> Set exercise
Every line below should be copied exactly; drop the pictures.

--- BEGIN Provided entries ---

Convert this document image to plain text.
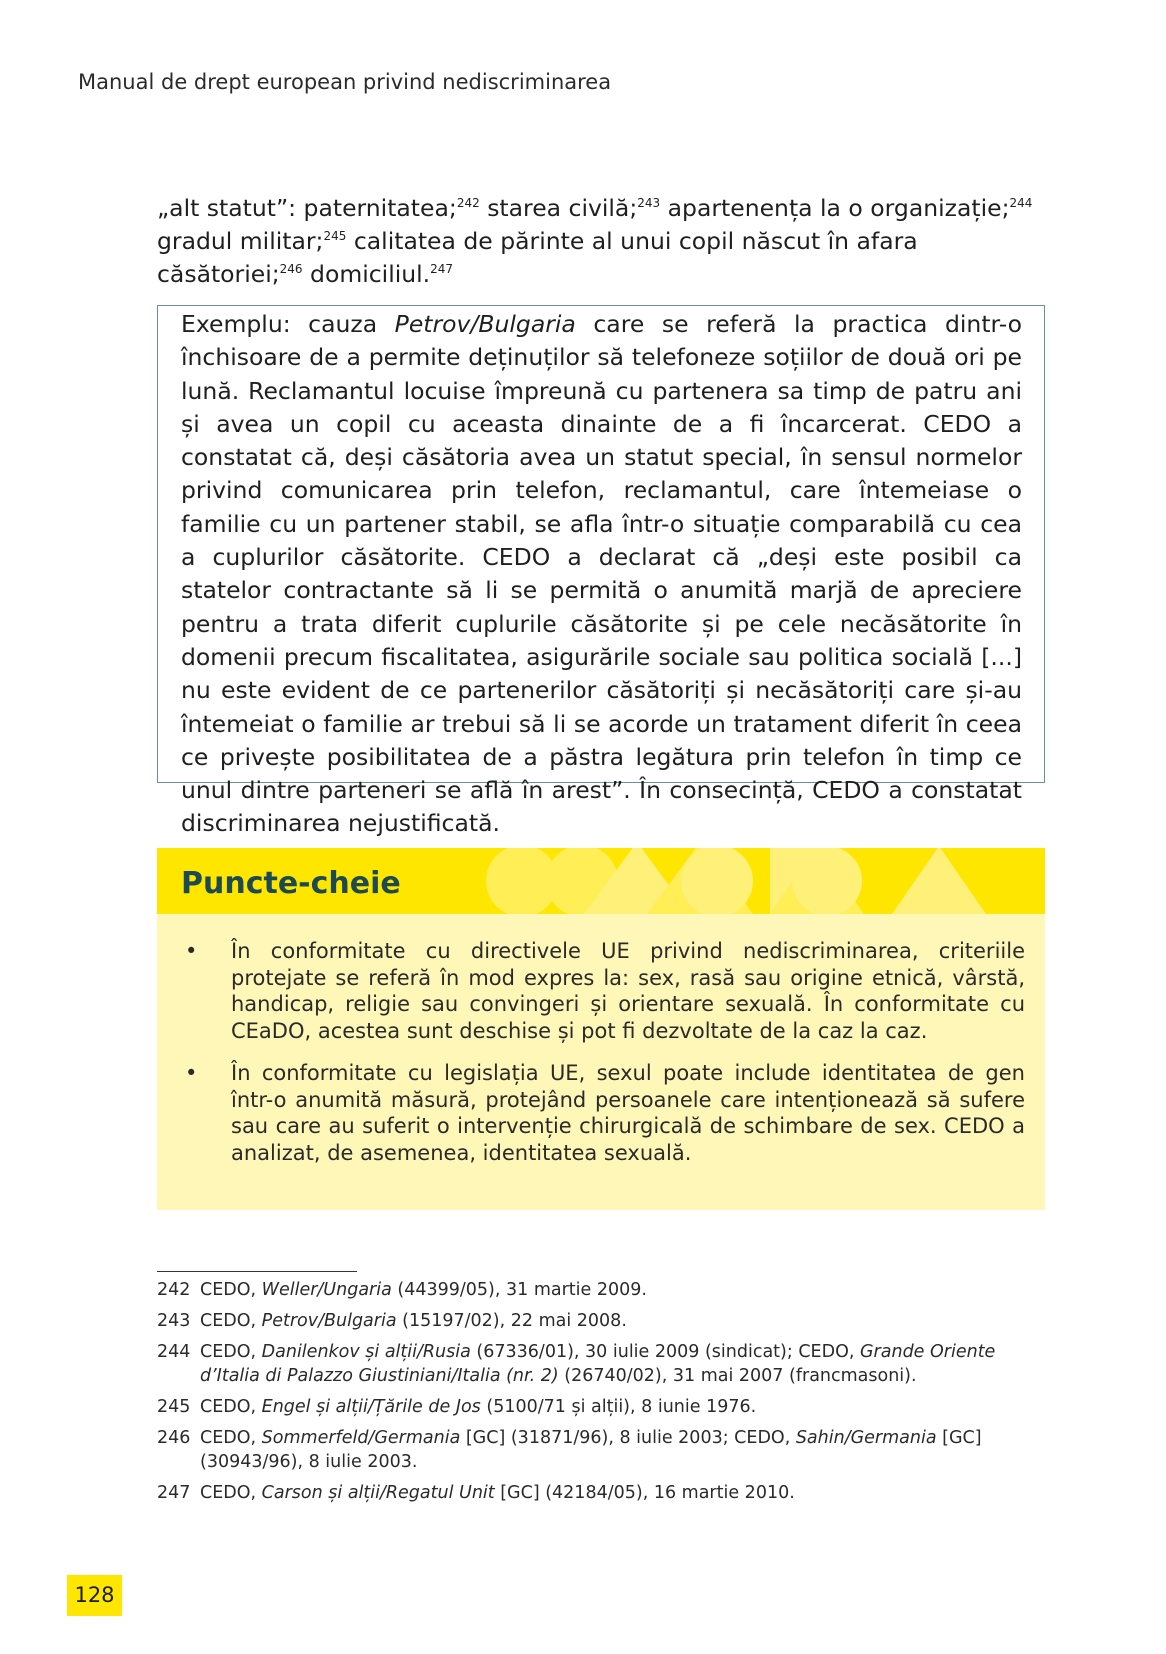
Manual de drept european privind nediscriminarea
„alt statut”: paternitatea;$^{242}$ starea civilă;$^{243}$ apartenența la o organizație;$^{244}$ gradul militar;$^{245}$ calitatea de părinte al unui copil născut în afara căsătoriei;$^{246}$ domiciliul.$^{247}$
Exemplu: cauza Petrov/Bulgaria care se referă la practica dintr-o închisoare de a permite deținuților să telefoneze soțiilor de două ori pe lună. Reclamantul locuise împreună cu partenera sa timp de patru ani și avea un copil cu aceasta dinainte de a fi încarcerat. CEDO a constatat că, deși căsătoria avea un statut special, în sensul normelor privind comunicarea prin telefon, reclamantul, care întemeiase o familie cu un partener stabil, se afla într-o situație comparabilă cu cea a cuplurilor căsătorite. CEDO a declarat că „deși este posibil ca statelor contractante să li se permită o anumită marjă de apreciere pentru a trata diferit cuplurile căsătorite și pe cele necăsătorite în domenii precum fiscalitatea, asigurările sociale sau politica socială [...] nu este evident de ce partenerilor căsătoriți și necăsătoriți care și-au întemeiat o familie ar trebui să li se acorde un tratament diferit în ceea ce privește posibilitatea de a păstra legătura prin telefon în timp ce unul dintre parteneri se află în arest”. În consecință, CEDO a constatat discriminarea nejustificată.
Puncte-cheie
• În conformitate cu directivele UE privind nediscriminarea, criteriile protejate se referă în mod expres la: sex, rasă sau origine etnică, vârstă, handicap, religie sau convingeri și orientare sexuală. În conformitate cu CEaDO, acestea sunt deschise și pot fi dezvoltate de la caz la caz.
• În conformitate cu legislația UE, sexul poate include identitatea de gen într-o anumită măsură, protejând persoanele care intenționează să sufere sau care au suferit o intervenție chirurgicală de schimbare de sex. CEDO a analizat, de asemenea, identitatea sexuală.
242 CEDO, Weller/Ungaria (44399/05), 31 martie 2009.
243 CEDO, Petrov/Bulgaria (15197/02), 22 mai 2008.
244 CEDO, Danilenkov și alții/Rusia (67336/01), 30 iulie 2009 (sindicat); CEDO, Grande Oriente d’Italia di Palazzo Giustiniani/Italia (nr. 2) (26740/02), 31 mai 2007 (francmasoni).
245 CEDO, Engel și alții/Țările de Jos (5100/71 și alții), 8 iunie 1976.
246 CEDO, Sommerfeld/Germania [GC] (31871/96), 8 iulie 2003; CEDO, Sahin/Germania [GC] (30943/96), 8 iulie 2003.
247 CEDO, Carson și alții/Regatul Unit [GC] (42184/05), 16 martie 2010.
128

--- END Provided entries ---

> Solution to this exercise
Convert this document image to plain text.
Manual de drept european privind nediscriminarea
„alt statut”: paternitatea;$^{242}$ starea civilă;$^{243}$ apartenența la o organizație;$^{244}$ gradul militar;$^{245}$ calitatea de părinte al unui copil născut în afara căsătoriei;$^{246}$ domiciliul.$^{247}$
Exemplu: cauza Petrov/Bulgaria care se referă la practica dintr-o închisoare de a permite deținuților să telefoneze soțiilor de două ori pe lună. Reclamantul locuise împreună cu partenera sa timp de patru ani și avea un copil cu aceasta dinainte de a fi încarcerat. CEDO a constatat că, deși căsătoria avea un statut special, în sensul normelor privind comunicarea prin telefon, reclamantul, care întemeiase o familie cu un partener stabil, se afla într-o situație comparabilă cu cea a cuplurilor căsătorite. CEDO a declarat că „deși este posibil ca statelor contractante să li se permită o anumită marjă de apreciere pentru a trata diferit cuplurile căsătorite și pe cele necăsătorite în domenii precum fiscalitatea, asigurările sociale sau politica socială [...] nu este evident de ce partenerilor căsătoriți și necăsătoriți care și-au întemeiat o familie ar trebui să li se acorde un tratament diferit în ceea ce privește posibilitatea de a păstra legătura prin telefon în timp ce unul dintre parteneri se află în arest”. În consecință, CEDO a constatat discriminarea nejustificată.
Puncte-cheie
• În conformitate cu directivele UE privind nediscriminarea, criteriile protejate se referă în mod expres la: sex, rasă sau origine etnică, vârstă, handicap, religie sau convingeri și orientare sexuală. În conformitate cu CEaDO, acestea sunt deschise și pot fi dezvoltate de la caz la caz.
• În conformitate cu legislația UE, sexul poate include identitatea de gen într-o anumită măsură, protejând persoanele care intenționează să sufere sau care au suferit o intervenție chirurgicală de schimbare de sex. CEDO a analizat, de asemenea, identitatea sexuală.
242 CEDO, Weller/Ungaria (44399/05), 31 martie 2009.
243 CEDO, Petrov/Bulgaria (15197/02), 22 mai 2008.
244 CEDO, Danilenkov și alții/Rusia (67336/01), 30 iulie 2009 (sindicat); CEDO, Grande Oriente d’Italia di Palazzo Giustiniani/Italia (nr. 2) (26740/02), 31 mai 2007 (francmasoni).
245 CEDO, Engel și alții/Țările de Jos (5100/71 și alții), 8 iunie 1976.
246 CEDO, Sommerfeld/Germania [GC] (31871/96), 8 iulie 2003; CEDO, Sahin/Germania [GC] (30943/96), 8 iulie 2003.
247 CEDO, Carson și alții/Regatul Unit [GC] (42184/05), 16 martie 2010.
128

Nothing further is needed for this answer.